*What this task involves:* Write every line of the material out exactly as shown.

*Raw data:*
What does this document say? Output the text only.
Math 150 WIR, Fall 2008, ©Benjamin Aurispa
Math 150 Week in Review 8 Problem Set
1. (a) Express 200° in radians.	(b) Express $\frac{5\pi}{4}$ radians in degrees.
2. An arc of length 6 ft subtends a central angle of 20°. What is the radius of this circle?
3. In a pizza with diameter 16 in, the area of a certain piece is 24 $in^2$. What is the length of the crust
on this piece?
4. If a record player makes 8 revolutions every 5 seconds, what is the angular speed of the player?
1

*Response below:*
What does this document say? Output the text only.
Math 150 WIR, Fall 2008, ©Benjamin Aurispa
Math 150 Week in Review 8 Problem Set
1. (a) Express 200° in radians.	(b) Express $\frac{5\pi}{4}$ radians in degrees.
2. An arc of length 6 ft subtends a central angle of 20°. What is the radius of this circle?
3. In a pizza with diameter 16 in, the area of a certain piece is 24 $in^2$. What is the length of the crust
on this piece?
4. If a record player makes 8 revolutions every 5 seconds, what is the angular speed of the player?
1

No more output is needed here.